• [Goal]: Find every line in the records below that contains the word "JSON", and copy each such line.

(Chart and figure data)

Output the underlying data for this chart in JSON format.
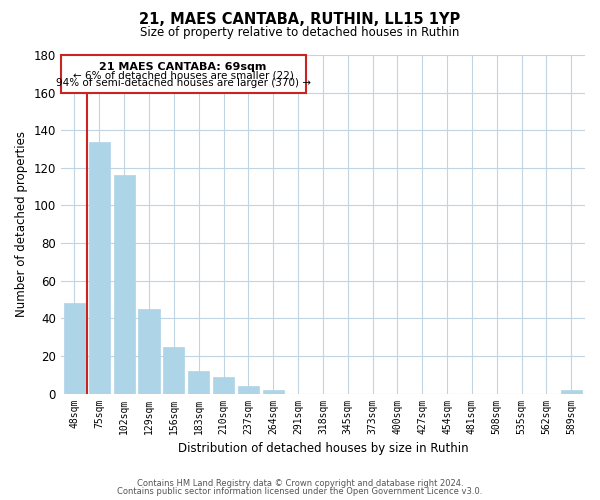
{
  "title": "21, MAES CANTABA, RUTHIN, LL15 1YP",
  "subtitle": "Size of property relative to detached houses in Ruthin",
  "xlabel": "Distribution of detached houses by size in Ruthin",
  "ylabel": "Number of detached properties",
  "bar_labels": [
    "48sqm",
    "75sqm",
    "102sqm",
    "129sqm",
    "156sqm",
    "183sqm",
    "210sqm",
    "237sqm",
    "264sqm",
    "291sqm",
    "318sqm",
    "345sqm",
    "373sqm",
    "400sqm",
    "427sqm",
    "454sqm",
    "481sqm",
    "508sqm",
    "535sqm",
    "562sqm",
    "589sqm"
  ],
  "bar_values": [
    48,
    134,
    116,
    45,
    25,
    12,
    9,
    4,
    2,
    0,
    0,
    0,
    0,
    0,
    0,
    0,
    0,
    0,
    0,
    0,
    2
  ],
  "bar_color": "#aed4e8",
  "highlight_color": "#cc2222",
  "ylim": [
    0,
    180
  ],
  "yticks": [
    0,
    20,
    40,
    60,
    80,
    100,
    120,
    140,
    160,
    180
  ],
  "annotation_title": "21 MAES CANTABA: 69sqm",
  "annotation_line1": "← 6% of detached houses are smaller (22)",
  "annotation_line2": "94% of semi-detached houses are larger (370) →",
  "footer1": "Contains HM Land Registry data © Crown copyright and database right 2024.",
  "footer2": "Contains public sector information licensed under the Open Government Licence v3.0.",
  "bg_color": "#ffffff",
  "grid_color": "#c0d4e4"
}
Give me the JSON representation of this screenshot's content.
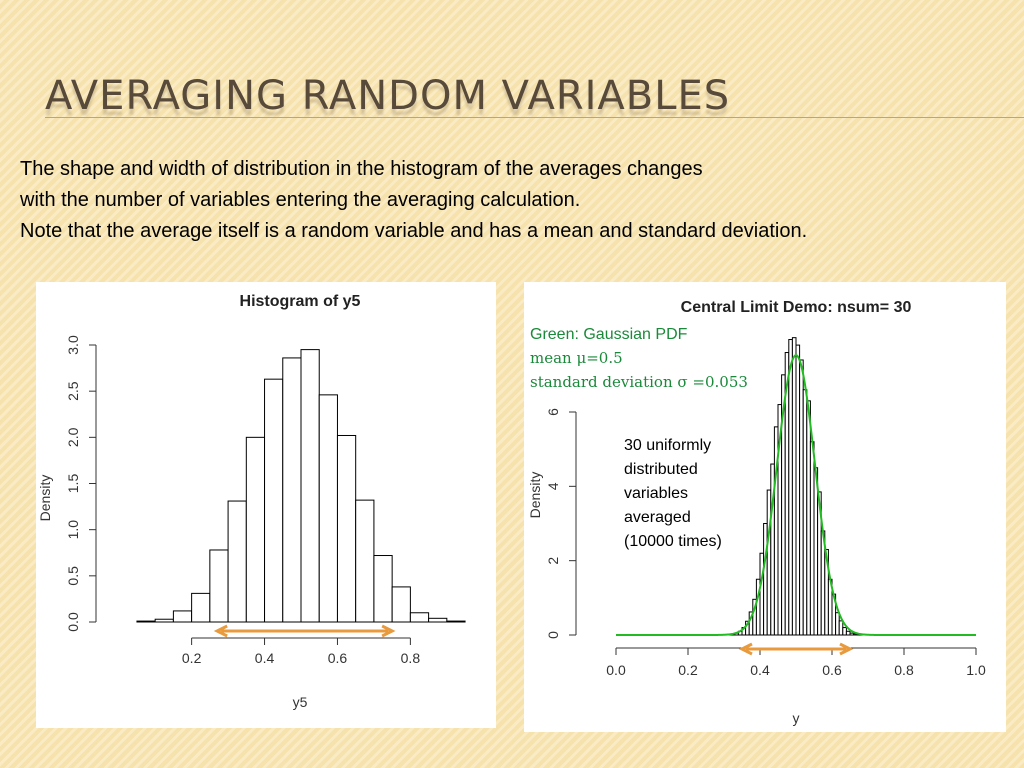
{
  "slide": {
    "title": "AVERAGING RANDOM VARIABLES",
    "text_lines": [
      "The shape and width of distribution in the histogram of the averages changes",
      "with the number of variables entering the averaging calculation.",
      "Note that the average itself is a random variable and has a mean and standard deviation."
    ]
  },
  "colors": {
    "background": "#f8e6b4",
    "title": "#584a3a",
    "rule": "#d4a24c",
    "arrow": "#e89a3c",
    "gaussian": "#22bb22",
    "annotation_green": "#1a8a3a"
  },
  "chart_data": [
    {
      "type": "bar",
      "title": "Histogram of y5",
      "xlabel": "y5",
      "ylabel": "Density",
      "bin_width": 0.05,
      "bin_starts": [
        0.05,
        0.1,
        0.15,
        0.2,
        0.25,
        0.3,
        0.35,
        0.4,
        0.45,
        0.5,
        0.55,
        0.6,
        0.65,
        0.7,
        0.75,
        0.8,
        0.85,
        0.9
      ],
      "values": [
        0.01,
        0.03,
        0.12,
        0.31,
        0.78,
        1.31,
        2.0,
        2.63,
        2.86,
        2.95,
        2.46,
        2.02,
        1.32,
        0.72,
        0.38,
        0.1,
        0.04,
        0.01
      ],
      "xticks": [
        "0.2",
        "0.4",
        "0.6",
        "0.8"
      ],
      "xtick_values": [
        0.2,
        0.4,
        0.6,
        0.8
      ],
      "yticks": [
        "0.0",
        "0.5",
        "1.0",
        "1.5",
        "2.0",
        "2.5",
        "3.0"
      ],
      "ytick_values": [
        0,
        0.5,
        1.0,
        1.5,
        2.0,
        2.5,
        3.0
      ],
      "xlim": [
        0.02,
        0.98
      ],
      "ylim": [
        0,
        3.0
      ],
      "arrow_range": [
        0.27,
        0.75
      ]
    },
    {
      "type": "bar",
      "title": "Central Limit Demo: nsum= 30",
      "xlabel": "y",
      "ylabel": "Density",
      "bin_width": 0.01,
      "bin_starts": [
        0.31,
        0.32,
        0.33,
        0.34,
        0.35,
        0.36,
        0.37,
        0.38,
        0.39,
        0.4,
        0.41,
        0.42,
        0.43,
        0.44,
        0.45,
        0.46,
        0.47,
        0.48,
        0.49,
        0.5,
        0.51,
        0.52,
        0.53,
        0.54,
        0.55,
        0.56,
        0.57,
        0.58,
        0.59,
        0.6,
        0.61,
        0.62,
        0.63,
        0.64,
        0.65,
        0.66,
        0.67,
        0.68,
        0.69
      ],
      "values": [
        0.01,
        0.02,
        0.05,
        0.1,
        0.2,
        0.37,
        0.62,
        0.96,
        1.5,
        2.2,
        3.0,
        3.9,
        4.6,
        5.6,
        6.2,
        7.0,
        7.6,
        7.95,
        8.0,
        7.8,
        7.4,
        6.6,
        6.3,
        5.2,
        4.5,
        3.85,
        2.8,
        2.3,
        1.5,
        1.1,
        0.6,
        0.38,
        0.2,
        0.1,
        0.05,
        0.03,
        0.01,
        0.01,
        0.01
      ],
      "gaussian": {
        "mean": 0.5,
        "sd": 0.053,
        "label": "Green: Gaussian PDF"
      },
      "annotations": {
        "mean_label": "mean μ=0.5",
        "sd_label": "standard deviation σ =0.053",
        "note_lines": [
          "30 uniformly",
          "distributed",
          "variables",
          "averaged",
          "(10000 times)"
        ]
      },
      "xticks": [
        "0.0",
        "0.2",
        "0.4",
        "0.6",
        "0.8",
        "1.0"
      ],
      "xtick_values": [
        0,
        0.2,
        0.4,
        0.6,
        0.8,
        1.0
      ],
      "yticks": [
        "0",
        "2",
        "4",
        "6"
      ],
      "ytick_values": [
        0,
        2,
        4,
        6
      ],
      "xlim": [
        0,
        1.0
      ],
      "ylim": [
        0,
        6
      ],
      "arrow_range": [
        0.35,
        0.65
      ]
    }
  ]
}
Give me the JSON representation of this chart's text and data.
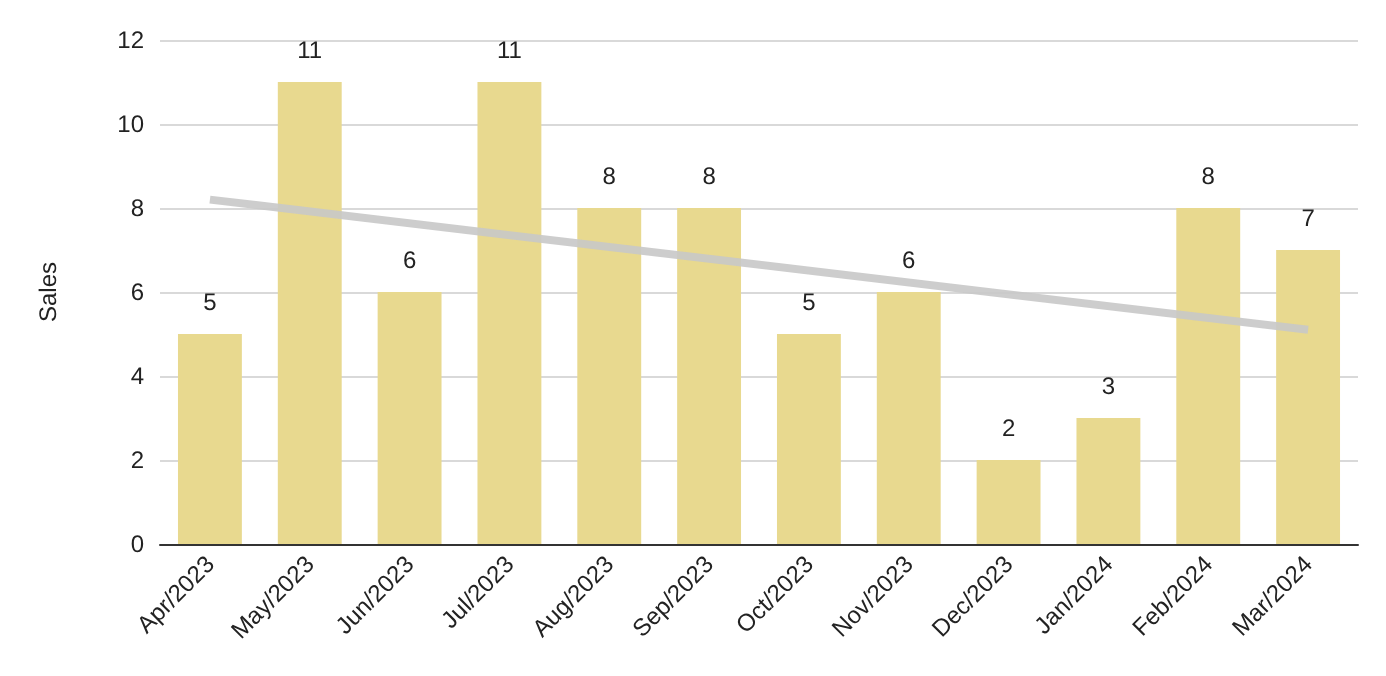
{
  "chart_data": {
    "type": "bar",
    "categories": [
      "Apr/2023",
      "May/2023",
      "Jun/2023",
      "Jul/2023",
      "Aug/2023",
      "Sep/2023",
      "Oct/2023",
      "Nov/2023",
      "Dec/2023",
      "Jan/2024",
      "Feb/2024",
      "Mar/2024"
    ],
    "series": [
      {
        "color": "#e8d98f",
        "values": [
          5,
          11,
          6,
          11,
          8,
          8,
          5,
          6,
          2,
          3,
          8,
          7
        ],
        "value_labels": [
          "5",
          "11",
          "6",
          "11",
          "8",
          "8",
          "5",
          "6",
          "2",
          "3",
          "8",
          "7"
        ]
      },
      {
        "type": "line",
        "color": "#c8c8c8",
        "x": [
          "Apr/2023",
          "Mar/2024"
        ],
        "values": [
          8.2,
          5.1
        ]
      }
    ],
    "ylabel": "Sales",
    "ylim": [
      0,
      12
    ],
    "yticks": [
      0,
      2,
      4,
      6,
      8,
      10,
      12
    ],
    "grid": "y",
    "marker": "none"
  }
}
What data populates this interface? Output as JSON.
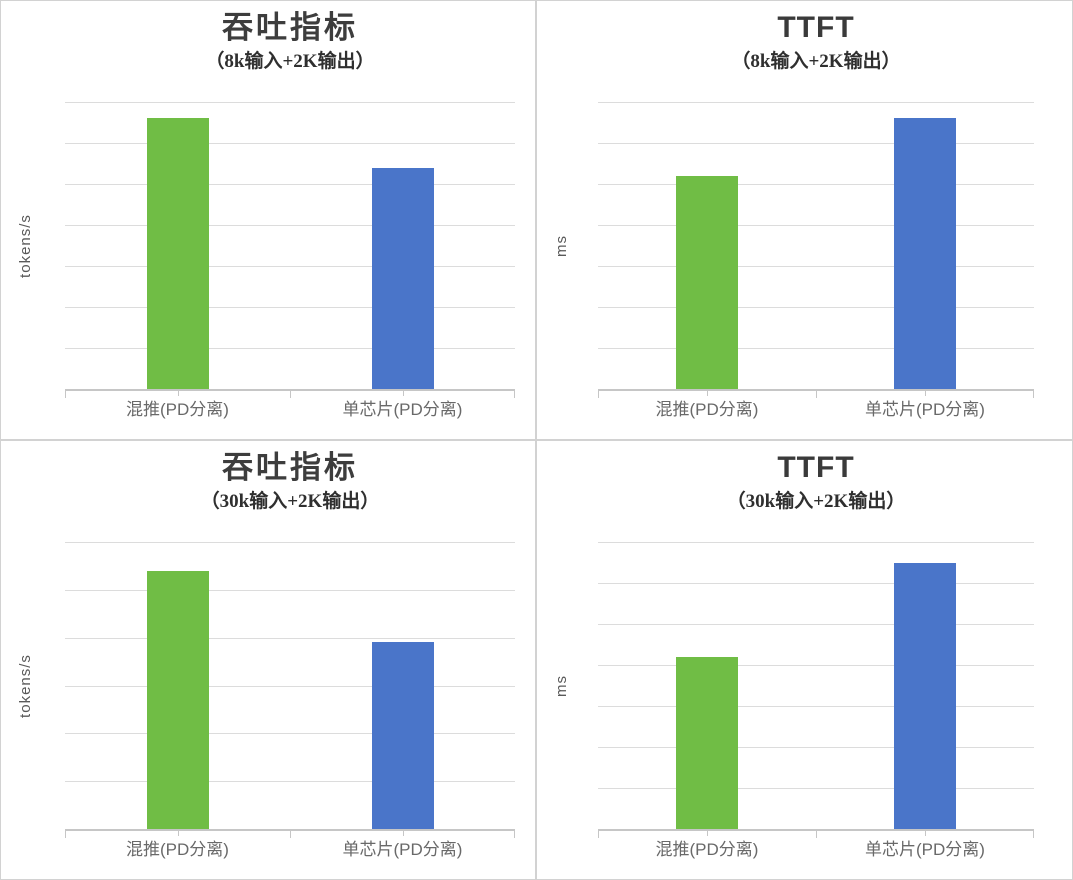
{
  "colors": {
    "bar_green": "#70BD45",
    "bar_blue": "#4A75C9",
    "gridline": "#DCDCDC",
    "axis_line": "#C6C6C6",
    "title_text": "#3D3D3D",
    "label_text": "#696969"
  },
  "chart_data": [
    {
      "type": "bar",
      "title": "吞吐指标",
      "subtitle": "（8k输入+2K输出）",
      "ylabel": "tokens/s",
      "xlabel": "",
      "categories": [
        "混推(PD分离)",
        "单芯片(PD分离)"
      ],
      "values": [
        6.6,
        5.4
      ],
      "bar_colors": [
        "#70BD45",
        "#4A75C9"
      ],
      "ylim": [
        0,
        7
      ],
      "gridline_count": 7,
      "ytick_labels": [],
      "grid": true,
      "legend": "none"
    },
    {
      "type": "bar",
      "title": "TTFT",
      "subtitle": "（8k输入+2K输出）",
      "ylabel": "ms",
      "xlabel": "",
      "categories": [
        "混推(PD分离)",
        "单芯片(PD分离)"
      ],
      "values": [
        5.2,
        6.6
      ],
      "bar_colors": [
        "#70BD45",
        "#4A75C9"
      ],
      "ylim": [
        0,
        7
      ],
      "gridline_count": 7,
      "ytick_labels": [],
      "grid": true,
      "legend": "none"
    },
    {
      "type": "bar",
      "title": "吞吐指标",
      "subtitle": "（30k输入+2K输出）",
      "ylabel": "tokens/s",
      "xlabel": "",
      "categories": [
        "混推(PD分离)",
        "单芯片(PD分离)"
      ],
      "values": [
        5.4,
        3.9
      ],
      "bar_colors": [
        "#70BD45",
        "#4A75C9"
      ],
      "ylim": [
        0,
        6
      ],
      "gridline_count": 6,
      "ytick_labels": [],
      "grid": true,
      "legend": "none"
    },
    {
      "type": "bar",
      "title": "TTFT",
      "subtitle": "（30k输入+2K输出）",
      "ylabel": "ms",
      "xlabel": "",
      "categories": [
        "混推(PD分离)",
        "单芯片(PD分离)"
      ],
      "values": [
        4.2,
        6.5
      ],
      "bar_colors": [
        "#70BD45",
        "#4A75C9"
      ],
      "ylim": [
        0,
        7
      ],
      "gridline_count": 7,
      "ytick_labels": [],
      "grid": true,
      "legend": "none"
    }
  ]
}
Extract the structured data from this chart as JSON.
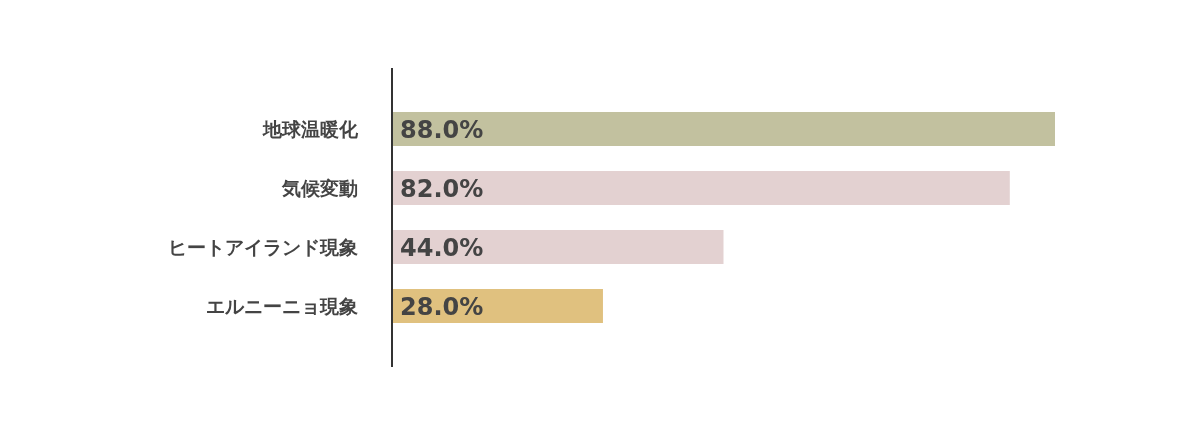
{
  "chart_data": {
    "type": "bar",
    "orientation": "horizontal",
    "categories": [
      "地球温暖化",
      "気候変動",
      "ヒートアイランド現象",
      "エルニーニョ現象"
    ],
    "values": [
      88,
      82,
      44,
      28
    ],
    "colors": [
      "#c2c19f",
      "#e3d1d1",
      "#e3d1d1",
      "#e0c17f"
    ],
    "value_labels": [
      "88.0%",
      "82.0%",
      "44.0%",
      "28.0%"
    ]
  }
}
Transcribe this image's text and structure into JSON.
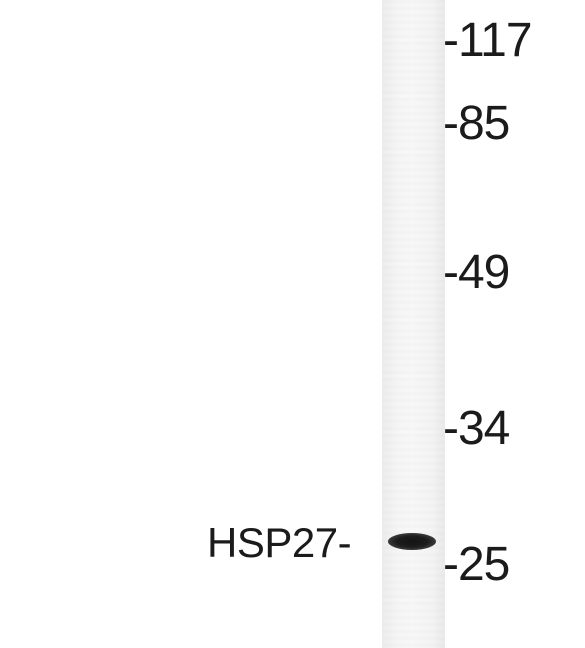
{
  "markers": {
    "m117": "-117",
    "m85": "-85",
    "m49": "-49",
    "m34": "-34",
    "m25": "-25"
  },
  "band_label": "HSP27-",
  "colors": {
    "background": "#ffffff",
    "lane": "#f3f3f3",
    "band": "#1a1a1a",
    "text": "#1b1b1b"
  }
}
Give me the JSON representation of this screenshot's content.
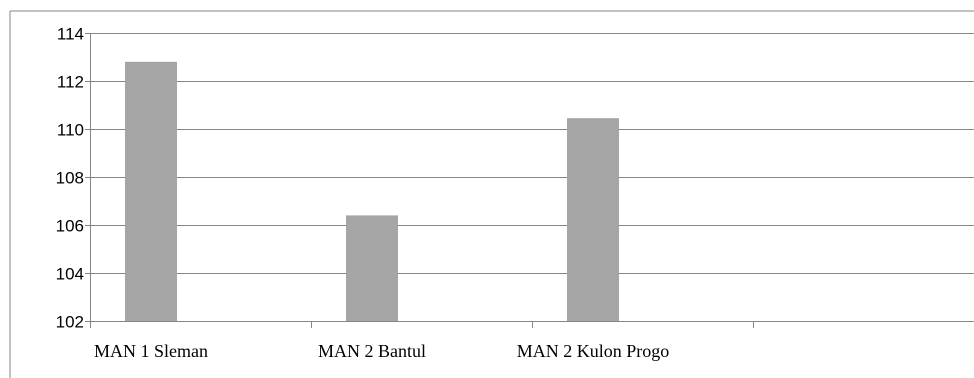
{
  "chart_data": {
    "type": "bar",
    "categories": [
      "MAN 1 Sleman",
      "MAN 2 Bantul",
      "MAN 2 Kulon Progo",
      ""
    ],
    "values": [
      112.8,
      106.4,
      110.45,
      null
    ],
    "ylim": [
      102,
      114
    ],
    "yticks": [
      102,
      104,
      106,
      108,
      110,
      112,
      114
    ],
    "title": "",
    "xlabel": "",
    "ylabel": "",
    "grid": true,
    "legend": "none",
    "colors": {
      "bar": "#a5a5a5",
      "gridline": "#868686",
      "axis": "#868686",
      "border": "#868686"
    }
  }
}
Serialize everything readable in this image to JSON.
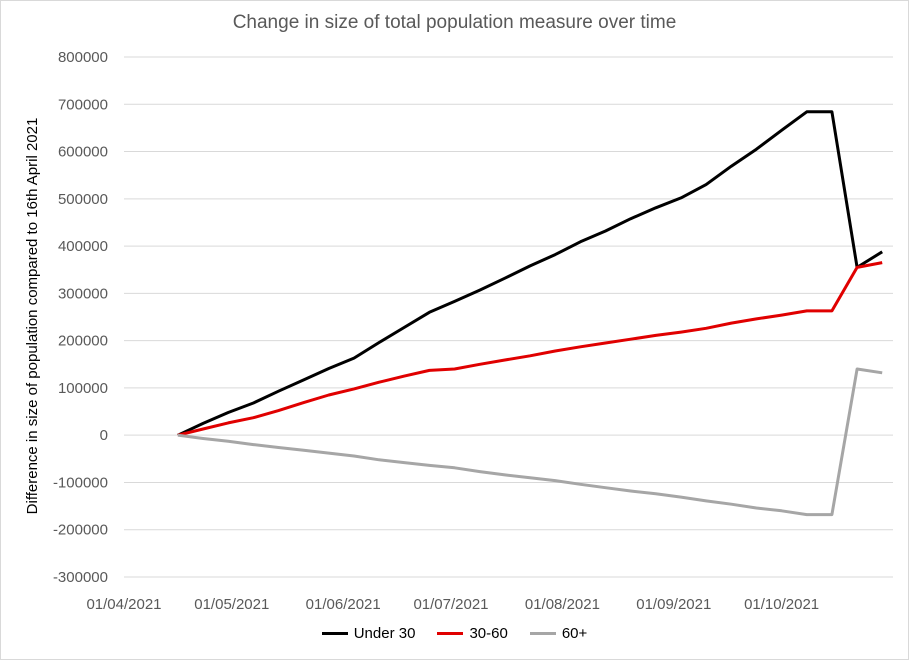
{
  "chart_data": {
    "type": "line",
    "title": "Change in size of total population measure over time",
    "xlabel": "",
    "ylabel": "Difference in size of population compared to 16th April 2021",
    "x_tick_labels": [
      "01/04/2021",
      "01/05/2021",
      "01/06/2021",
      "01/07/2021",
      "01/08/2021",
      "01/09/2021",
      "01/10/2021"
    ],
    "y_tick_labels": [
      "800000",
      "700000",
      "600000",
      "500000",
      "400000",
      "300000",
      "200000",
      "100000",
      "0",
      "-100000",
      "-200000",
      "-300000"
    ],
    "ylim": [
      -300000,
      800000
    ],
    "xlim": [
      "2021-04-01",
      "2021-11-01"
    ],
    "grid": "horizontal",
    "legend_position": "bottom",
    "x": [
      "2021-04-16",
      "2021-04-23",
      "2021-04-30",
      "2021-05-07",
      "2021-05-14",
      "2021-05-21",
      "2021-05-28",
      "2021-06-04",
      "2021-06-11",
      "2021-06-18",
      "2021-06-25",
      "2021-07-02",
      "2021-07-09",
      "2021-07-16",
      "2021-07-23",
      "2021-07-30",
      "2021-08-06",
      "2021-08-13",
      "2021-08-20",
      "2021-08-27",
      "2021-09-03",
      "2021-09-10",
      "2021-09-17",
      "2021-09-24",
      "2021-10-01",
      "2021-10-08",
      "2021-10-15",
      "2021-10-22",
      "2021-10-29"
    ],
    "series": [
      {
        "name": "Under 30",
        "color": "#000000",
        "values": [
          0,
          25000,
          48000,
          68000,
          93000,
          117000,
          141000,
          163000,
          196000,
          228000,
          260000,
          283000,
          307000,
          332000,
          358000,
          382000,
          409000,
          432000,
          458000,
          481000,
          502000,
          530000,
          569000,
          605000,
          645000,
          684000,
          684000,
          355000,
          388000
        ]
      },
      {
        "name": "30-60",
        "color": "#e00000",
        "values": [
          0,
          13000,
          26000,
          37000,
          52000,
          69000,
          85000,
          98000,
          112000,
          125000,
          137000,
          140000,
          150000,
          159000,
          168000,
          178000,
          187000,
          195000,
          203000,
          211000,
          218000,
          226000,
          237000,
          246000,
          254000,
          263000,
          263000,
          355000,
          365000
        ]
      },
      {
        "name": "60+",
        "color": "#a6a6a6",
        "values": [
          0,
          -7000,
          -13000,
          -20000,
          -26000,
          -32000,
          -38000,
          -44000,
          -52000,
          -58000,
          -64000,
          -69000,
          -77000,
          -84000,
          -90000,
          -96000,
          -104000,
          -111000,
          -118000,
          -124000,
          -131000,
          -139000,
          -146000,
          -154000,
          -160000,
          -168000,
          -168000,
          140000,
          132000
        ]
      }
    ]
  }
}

• [Task solution]:
Output the underlying data for this chart in JSON format.
Give me the JSON representation of this screenshot's content.
Give me the JSON representation of this chart's text and data.
What data populates this interface? Output as JSON.
Extract the structured data from this chart as JSON.
Transcribe this image's text and structure into JSON.
Give me the JSON representation of this screenshot's content.
Serialize everything readable in this image to JSON.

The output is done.